PROBLEM TO WORK ON
Wherever a line in the data below holds "отделении", copy that line.

DATA SHOWN
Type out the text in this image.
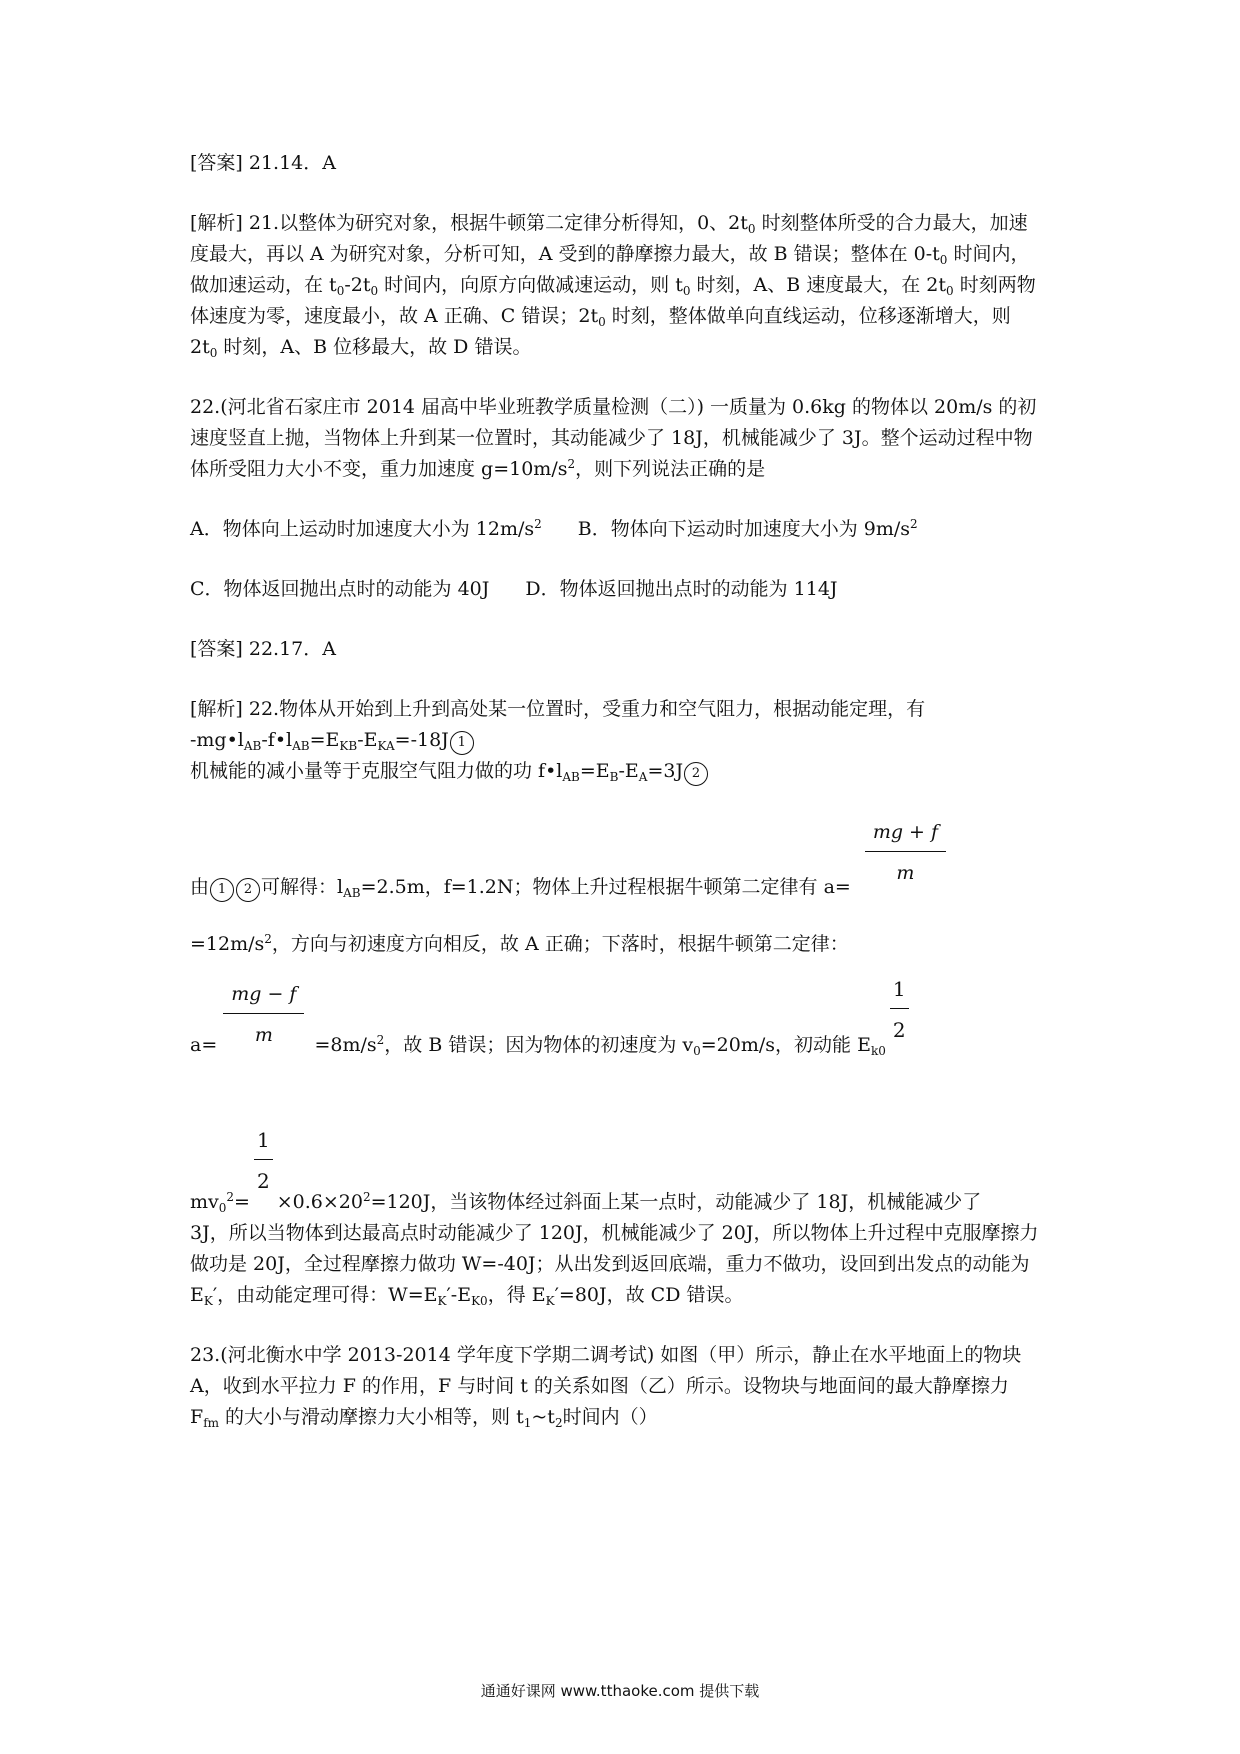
[答案] 21.14．A

[解析] 21.以整体为研究对象，根据牛顿第二定律分析得知，0、$2t_0$ 时刻整体所受的合力最大，加速度最大，再以 A 为研究对象，分析可知，A 受到的静摩擦力最大，故 B 错误；整体在 $0-t_0$ 时间内，做加速运动，在 $t_0-2t_0$ 时间内，向原方向做减速运动，则 $t_0$ 时刻，A、B 速度最大，在 $2t_0$ 时刻两物体速度为零，速度最小，故 A 正确、C 错误；$2t_0$ 时刻，整体做单向直线运动，位移逐渐增大，则 $2t_0$ 时刻，A、B 位移最大，故 D 错误。

22.(河北省石家庄市 2014 届高中毕业班教学质量检测（二）) 一质量为 0.6kg 的物体以 20m/s 的初速度竖直上抛，当物体上升到某一位置时，其动能减少了 18J，机械能减少了 3J。整个运动过程中物体所受阻力大小不变，重力加速度 $g=10m/s^2$，则下列说法正确的是

A．物体向上运动时加速度大小为 $12m/s^2$ B．物体向下运动时加速度大小为 $9m/s^2$
C．物体返回抛出点时的动能为 40J D．物体返回抛出点时的动能为 114J

[答案] 22.17．A

[解析] 22.物体从开始到上升到高处某一位置时，受重力和空气阻力，根据动能定理，有

$-mg•l_{AB}-f•l_{AB}=E_{KB}-E_{KA}=-18J$ 1

机械能的减小量等于克服空气阻力做的功 $f•l_{AB}=E_B-E_A=3J$ 2

由 1 2 可解得：$l_{AB}=2.5m$，f=1.2N；物体上升过程根据牛顿第二定律有 $a= \frac{mg + f}{m}$

$=12m/s^2$，方向与初速度方向相反，故 A 正确；下落时，根据牛顿第二定律：

$a= \frac{mg - f}{m} =8m/s^2$，故 B 错误；因为物体的初速度为 $v_0=20m/s$，初动能 $E_{k0}$
$\frac{1}{2}$

$mv_0^2=$
$\frac{1}{2}$
$\times 0.6\times 20^2=120J$，当该物体经过斜面上某一点时，动能减少了 18J，机械能减少了

3J，所以当物体到达最高点时动能减少了 120J，机械能减少了 20J，所以物体上升过程中克服摩擦力做功是 20J，全过程摩擦力做功 W=-40J；从出发到返回底端，重力不做功，设回到出发点的动能为 $E_K'$，由动能定理可得：$W=E_K'-E_{K0}$，得 $E_K'=80J$，故 CD 错误。

23.(河北衡水中学 2013-2014 学年度下学期二调考试) 如图（甲）所示，静止在水平地面上的物块 A，收到水平拉力 F 的作用，F 与时间 t 的关系如图（乙）所示。设物块与地面间的最大静摩擦力 $F_{fm}$ 的大小与滑动摩擦力大小相等，则 $t_1\sim t_2$时间内（）

通通好课网 www.tthaoke.com 提供下载
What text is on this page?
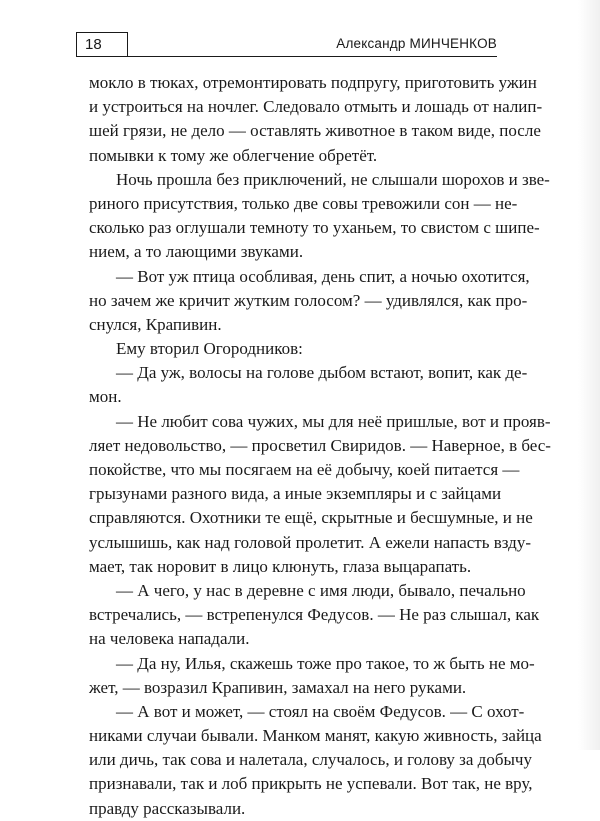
18	Александр МИНЧЕНКОВ
мокло в тюках, отремонтировать подпругу, приготовить ужин
и устроиться на ночлег. Следовало отмыть и лошадь от налип-
шей грязи, не дело — оставлять животное в таком виде, после
помывки к тому же облегчение обретёт.
Ночь прошла без приключений, не слышали шорохов и зве-
риного присутствия, только две совы тревожили сон — не-
сколько раз оглушали темноту то уханьем, то свистом с шипе-
нием, а то лающими звуками.
— Вот уж птица особливая, день спит, а ночью охотится,
но зачем же кричит жутким голосом? — удивлялся, как про-
снулся, Крапивин.
Ему вторил Огородников:
— Да уж, волосы на голове дыбом встают, вопит, как де-
мон.
— Не любит сова чужих, мы для неё пришлые, вот и прояв-
ляет недовольство, — просветил Свиридов. — Наверное, в бес-
покойстве, что мы посягаем на её добычу, коей питается —
грызунами разного вида, а иные экземпляры и с зайцами
справляются. Охотники те ещё, скрытные и бесшумные, и не
услышишь, как над головой пролетит. А ежели напасть взду-
мает, так норовит в лицо клюнуть, глаза выцарапать.
— А чего, у нас в деревне с имя люди, бывало, печально
встречались, — встрепенулся Федусов. — Не раз слышал, как
на человека нападали.
— Да ну, Илья, скажешь тоже про такое, то ж быть не мо-
жет, — возразил Крапивин, замахал на него руками.
— А вот и может, — стоял на своём Федусов. — С охот-
никами случаи бывали. Манком манят, какую живность, зайца
или дичь, так сова и налетала, случалось, и голову за добычу
признавали, так и лоб прикрыть не успевали. Вот так, не вру,
правду рассказывали.
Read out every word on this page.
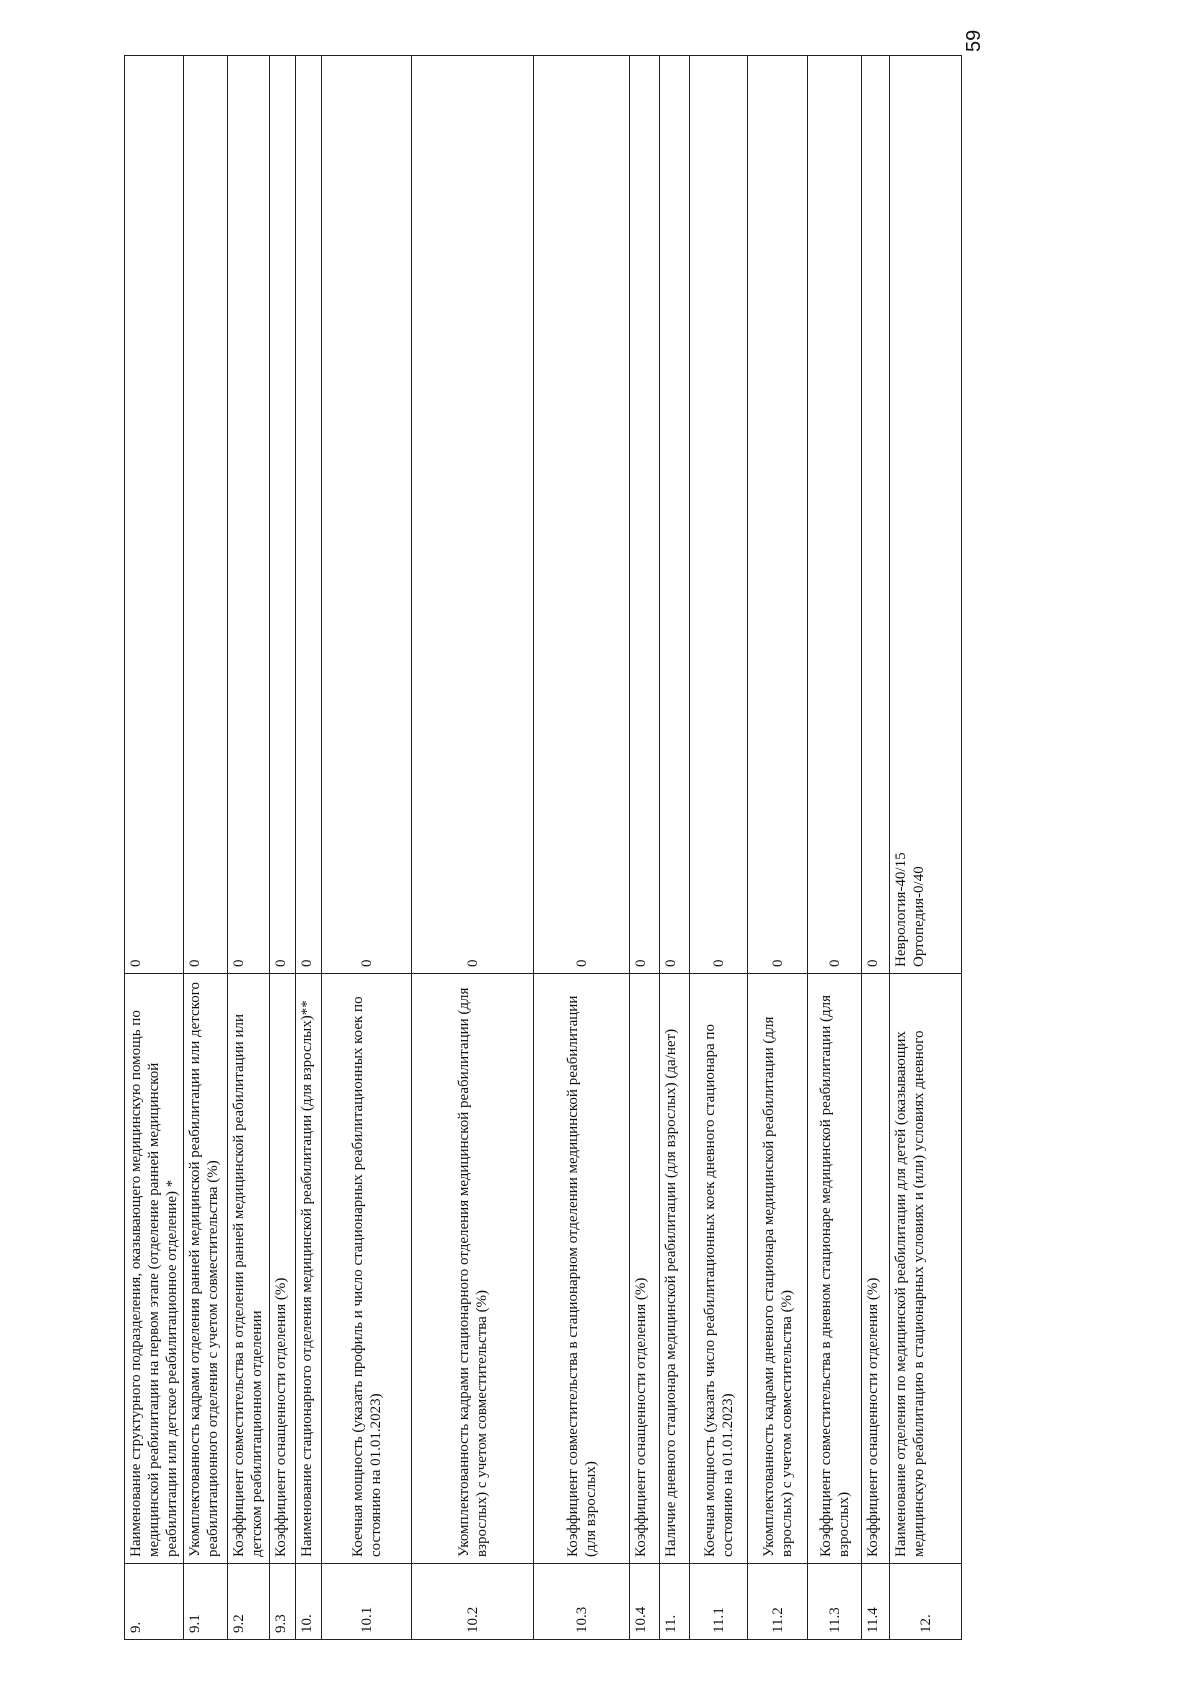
59
9.	Наименование структурного подразделения, оказывающего медицинскую помощь по медицинской реабилитации на первом этапе (отделение ранней медицинской реабилитации или детское реабилитационное отделение) *	0
9.1	Укомплектованность кадрами отделения ранней медицинской реабилитации или детского реабилитационного отделения с учетом совместительства (%)	0
9.2	Коэффициент совместительства в отделении ранней медицинской реабилитации или детском реабилитационном отделении	0
9.3	Коэффициент оснащенности отделения (%)	0
10.	Наименование стационарного отделения медицинской реабилитации (для взрослых)**	0
10.1	Коечная мощность (указать профиль и число стационарных реабилитационных коек по состоянию на 01.01.2023)	0
10.2	Укомплектованность кадрами стационарного отделения медицинской реабилитации (для взрослых) с учетом совместительства (%)	0
10.3	Коэффициент совместительства в стационарном отделении медицинской реабилитации (для взрослых)	0
10.4	Коэффициент оснащенности отделения (%)	0
11.	Наличие дневного стационара медицинской реабилитации (для взрослых) (да/нет)	0
11.1	Коечная мощность (указать число реабилитационных коек дневного стационара по состоянию на 01.01.2023)	0
11.2	Укомплектованность кадрами дневного стационара медицинской реабилитации (для взрослых) с учетом совместительства (%)	0
11.3	Коэффициент совместительства в дневном стационаре медицинской реабилитации (для взрослых)	0
11.4	Коэффициент оснащенности отделения (%)	0
12.	Наименование отделения по медицинской реабилитации для детей (оказывающих медицинскую реабилитацию в стационарных условиях и (или) условиях дневного	Неврология-40/15 Ортопедия-0/40
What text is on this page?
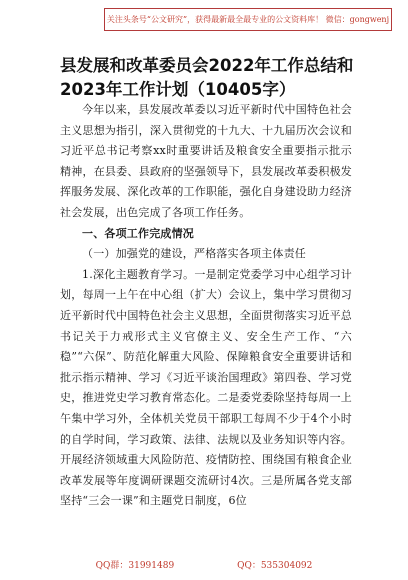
关注头条号“公文研究”，获得最新最全最专业的公文资料库！ 微信：gongwenj
县发展和改革委员会2022年工作总结和2023年工作计划（10405字）

今年以来，县发展改革委以习近平新时代中国特色社会主义思想为指引，深入贯彻党的十九大、十九届历次会议和习近平总书记考察xx时重要讲话及粮食安全重要指示批示精神，在县委、县政府的坚强领导下，县发展改革委积极发挥服务发展、深化改革的工作职能，强化自身建设助力经济社会发展，出色完成了各项工作任务。

一、各项工作完成情况

（一）加强党的建设，严格落实各项主体责任

1.深化主题教育学习。一是制定党委学习中心组学习计划，每周一上午在中心组（扩大）会议上，集中学习贯彻习近平新时代中国特色社会主义思想，全面贯彻落实习近平总书记关于力戒形式主义官僚主义、安全生产工作、“六稳”“六保”、防范化解重大风险、保障粮食安全重要讲话和批示指示精神、学习《习近平谈治国理政》第四卷、学习党史，推进党史学习教育常态化。二是委党委除坚持每周一上午集中学习外，全体机关党员干部职工每周不少于4个小时的自学时间，学习政策、法律、法规以及业务知识等内容。开展经济领域重大风险防范、疫情防控、围绕国有粮食企业改革发展等年度调研课题交流研讨4次。三是所属各党支部坚持“三会一课”和主题党日制度，6位

QQ群：31991489	QQ：535304092
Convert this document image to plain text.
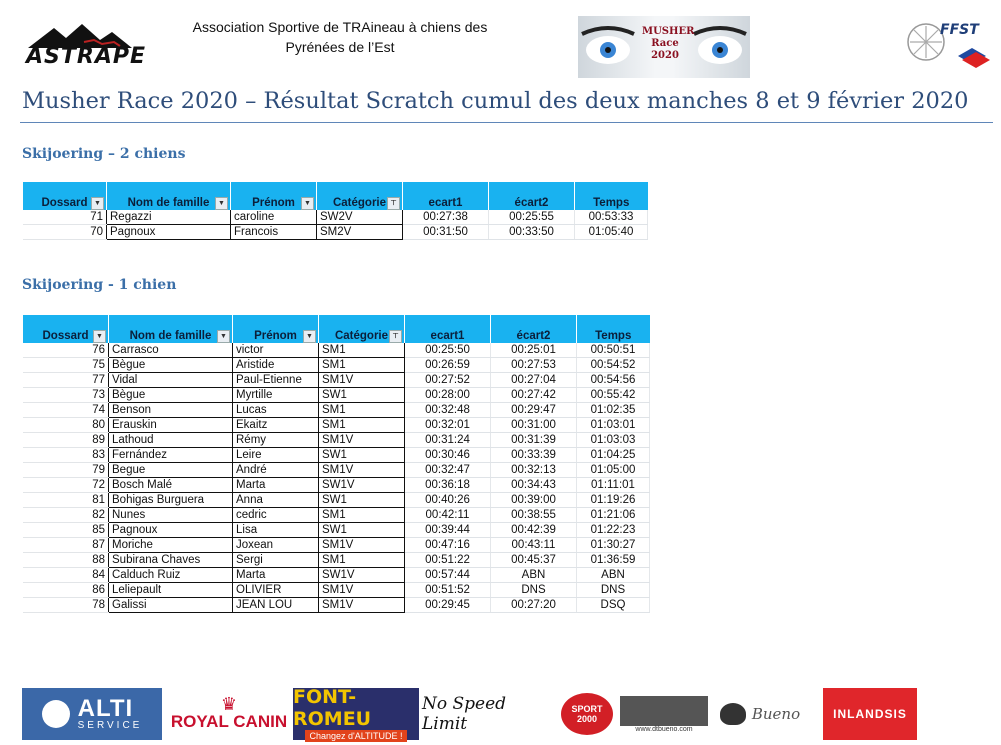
ASTRAPE
Association Sportive de TRAineau à chiens des
Pyrénées de l’Est
MUSHER Race 2020
FFST
Musher Race 2020 – Résultat Scratch cumul des deux manches 8 et 9 février 2020
Skijoering – 2 chiens

Dossard ▼	Nom de famille ▼	Prénom ▼	Catégorie ⊤	ecart1	écart2	Temps
71	Regazzi	caroline	SW2V	00:27:38	00:25:55	00:53:33
70	Pagnoux	Francois	SM2V	00:31:50	00:33:50	01:05:40
Skijoering - 1 chien

Dossard ▼	Nom de famille ▼	Prénom ▼	Catégorie ⊤	ecart1	écart2	Temps
76	Carrasco	victor	SM1	00:25:50	00:25:01	00:50:51
75	Bègue	Aristide	SM1	00:26:59	00:27:53	00:54:52
77	Vidal	Paul-Etienne	SM1V	00:27:52	00:27:04	00:54:56
73	Bègue	Myrtille	SW1	00:28:00	00:27:42	00:55:42
74	Benson	Lucas	SM1	00:32:48	00:29:47	01:02:35
80	Erauskin	Ekaitz	SM1	00:32:01	00:31:00	01:03:01
89	Lathoud	Rémy	SM1V	00:31:24	00:31:39	01:03:03
83	Fernández	Leire	SW1	00:30:46	00:33:39	01:04:25
79	Begue	André	SM1V	00:32:47	00:32:13	01:05:00
72	Bosch Malé	Marta	SW1V	00:36:18	00:34:43	01:11:01
81	Bohigas Burguera	Anna	SW1	00:40:26	00:39:00	01:19:26
82	Nunes	cedric	SM1	00:42:11	00:38:55	01:21:06
85	Pagnoux	Lisa	SW1	00:39:44	00:42:39	01:22:23
87	Moriche	Joxean	SM1V	00:47:16	00:43:11	01:30:27
88	Subirana Chaves	Sergi	SM1	00:51:22	00:45:37	01:36:59
84	Calduch Ruiz	Marta	SW1V	00:57:44	ABN	ABN
86	Leliepault	OLIVIER	SM1V	00:51:52	DNS	DNS
78	Galissi	JEAN LOU	SM1V	00:29:45	00:27:20	DSQ
ALTI
SERVICE
♛
ROYAL CANIN
FONT-ROMEU
Changez d'ALTITUDE !
No Speed Limit
SPORT 2000
www.dtbueno.com
Bueno	INLANDSIS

THE REPLY
9.2	Коэффициент совместительства в отделении ранней медицинской реабилитации или детском реабилитационном отделении	0
10.3	Коэффициент совместительства в стационарном отделении медицинской реабилитации (для взрослых)	0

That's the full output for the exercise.